Dataset records

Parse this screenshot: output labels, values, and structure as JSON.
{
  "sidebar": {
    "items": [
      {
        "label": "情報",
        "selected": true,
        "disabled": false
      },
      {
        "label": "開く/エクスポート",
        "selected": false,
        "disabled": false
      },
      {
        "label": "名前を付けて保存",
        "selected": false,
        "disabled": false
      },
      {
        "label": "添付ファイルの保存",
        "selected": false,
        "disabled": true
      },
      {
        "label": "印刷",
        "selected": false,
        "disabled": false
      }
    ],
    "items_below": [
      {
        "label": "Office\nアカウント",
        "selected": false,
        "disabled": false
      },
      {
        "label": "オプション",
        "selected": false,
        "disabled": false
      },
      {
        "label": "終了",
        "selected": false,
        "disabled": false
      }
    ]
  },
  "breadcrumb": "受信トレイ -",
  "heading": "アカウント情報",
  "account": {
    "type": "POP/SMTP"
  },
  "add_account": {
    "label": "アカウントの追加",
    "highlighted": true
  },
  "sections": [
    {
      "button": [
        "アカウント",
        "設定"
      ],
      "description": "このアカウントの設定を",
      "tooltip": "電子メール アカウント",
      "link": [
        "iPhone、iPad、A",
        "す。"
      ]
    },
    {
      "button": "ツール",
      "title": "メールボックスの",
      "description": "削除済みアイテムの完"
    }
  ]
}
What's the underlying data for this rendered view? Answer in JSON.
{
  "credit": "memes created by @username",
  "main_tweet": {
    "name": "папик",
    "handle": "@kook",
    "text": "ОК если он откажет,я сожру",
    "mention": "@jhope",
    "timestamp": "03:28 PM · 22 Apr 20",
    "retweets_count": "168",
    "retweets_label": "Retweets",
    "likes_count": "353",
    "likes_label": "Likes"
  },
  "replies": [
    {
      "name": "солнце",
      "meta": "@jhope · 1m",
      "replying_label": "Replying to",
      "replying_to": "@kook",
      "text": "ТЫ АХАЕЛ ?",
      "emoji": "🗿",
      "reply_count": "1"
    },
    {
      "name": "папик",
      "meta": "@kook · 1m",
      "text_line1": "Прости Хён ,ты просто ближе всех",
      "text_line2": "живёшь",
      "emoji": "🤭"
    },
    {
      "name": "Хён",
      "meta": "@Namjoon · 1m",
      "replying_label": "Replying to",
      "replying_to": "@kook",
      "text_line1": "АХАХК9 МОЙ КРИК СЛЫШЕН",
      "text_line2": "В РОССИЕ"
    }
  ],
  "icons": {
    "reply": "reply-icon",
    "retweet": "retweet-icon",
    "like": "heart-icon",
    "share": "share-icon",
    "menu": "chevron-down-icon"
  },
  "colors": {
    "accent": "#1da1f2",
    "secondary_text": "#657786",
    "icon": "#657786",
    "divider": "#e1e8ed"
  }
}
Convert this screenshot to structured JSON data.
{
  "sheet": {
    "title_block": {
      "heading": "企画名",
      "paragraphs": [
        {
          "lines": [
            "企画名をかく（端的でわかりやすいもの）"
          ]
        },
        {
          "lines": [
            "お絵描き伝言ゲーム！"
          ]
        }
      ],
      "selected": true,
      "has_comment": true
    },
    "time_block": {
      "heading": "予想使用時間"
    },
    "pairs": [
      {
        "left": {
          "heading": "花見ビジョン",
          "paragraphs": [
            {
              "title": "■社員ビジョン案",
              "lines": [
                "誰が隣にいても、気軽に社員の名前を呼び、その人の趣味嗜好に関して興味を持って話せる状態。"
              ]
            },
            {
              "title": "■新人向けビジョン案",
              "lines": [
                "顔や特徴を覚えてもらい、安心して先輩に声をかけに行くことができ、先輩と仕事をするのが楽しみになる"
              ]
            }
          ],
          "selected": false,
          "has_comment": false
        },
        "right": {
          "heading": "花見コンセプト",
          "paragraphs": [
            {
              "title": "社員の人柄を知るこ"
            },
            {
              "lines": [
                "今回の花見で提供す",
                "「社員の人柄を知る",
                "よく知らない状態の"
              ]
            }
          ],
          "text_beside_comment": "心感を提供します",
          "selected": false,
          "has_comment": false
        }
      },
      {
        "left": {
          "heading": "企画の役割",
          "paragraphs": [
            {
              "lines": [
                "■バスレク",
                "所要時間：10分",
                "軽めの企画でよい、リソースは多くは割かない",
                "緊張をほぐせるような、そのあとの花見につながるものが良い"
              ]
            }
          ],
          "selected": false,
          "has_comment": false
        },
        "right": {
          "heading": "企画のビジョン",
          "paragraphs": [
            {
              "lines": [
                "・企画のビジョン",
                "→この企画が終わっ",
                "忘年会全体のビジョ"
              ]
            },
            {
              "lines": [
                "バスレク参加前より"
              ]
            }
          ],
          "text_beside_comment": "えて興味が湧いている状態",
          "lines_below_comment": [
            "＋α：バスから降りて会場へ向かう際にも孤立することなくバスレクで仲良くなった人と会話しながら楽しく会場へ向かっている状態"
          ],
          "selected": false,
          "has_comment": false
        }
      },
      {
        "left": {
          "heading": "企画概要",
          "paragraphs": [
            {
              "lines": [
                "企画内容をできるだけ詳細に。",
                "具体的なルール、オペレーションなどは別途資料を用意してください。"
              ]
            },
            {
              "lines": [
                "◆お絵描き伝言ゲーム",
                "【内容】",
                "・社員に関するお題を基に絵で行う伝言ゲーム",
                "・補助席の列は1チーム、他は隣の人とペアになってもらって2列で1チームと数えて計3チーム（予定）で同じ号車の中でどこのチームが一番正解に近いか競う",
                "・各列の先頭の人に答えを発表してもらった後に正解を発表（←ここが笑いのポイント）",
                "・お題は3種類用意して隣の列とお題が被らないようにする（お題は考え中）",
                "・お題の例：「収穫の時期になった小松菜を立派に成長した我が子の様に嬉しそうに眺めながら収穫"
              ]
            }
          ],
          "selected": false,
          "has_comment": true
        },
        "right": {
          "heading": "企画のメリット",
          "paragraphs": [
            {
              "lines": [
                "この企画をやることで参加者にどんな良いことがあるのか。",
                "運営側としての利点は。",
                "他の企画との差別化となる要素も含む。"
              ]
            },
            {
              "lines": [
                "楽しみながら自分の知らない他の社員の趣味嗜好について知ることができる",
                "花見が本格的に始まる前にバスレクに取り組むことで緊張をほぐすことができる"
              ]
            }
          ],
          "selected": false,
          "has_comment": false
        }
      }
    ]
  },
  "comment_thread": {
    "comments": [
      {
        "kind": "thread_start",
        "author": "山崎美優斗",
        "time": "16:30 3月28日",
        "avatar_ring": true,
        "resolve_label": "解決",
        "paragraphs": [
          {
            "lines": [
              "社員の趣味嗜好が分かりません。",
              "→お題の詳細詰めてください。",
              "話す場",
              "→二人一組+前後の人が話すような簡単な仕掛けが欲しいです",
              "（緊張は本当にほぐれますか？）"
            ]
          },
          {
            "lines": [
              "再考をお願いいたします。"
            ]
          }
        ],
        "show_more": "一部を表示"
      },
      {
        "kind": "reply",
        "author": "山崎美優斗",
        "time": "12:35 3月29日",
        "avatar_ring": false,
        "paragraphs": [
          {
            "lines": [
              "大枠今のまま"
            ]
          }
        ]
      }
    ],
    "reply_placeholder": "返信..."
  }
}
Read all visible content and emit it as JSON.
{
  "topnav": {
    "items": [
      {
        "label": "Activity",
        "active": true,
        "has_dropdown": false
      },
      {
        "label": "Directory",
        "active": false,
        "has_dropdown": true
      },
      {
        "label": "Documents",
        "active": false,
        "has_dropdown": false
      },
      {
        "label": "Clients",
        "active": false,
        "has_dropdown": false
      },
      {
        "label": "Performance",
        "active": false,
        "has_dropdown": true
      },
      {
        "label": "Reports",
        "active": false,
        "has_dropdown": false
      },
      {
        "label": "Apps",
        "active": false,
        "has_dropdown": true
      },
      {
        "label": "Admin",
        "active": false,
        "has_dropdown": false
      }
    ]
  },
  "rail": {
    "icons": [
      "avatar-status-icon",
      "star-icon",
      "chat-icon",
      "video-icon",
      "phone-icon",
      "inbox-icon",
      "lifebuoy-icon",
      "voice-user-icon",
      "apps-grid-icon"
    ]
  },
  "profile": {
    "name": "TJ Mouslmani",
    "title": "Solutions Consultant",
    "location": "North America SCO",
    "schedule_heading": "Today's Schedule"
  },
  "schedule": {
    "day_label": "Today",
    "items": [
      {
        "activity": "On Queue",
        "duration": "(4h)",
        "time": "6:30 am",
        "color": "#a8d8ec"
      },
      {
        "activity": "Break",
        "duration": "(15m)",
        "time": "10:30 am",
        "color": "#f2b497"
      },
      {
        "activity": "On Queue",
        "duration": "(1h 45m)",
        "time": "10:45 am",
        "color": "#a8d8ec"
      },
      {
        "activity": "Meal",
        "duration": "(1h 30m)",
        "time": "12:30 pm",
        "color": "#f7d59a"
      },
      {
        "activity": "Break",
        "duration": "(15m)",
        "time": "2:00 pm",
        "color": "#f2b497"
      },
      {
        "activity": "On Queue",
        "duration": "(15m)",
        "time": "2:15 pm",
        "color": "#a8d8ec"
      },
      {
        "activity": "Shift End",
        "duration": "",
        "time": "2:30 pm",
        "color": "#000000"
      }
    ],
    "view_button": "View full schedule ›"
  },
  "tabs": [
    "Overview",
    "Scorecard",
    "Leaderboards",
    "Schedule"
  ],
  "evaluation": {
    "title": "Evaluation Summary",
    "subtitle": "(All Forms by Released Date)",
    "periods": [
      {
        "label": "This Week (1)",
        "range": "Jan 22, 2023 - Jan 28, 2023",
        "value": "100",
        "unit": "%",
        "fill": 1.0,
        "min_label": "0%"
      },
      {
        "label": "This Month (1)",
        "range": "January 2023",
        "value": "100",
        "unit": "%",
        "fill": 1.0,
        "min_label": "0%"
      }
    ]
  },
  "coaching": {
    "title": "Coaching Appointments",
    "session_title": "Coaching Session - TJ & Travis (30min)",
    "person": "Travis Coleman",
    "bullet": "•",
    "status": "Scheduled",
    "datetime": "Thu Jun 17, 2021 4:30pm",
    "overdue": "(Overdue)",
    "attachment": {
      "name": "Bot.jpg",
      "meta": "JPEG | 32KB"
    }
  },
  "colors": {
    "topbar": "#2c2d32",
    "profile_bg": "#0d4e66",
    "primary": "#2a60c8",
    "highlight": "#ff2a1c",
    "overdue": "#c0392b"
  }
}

- Your goal
Select all lines in the listing above where the word "Travis" appears, and show them.

- Answer for this exercise
    "session_title": "Coaching Session - TJ & Travis (30min)",
    "person": "Travis Coleman",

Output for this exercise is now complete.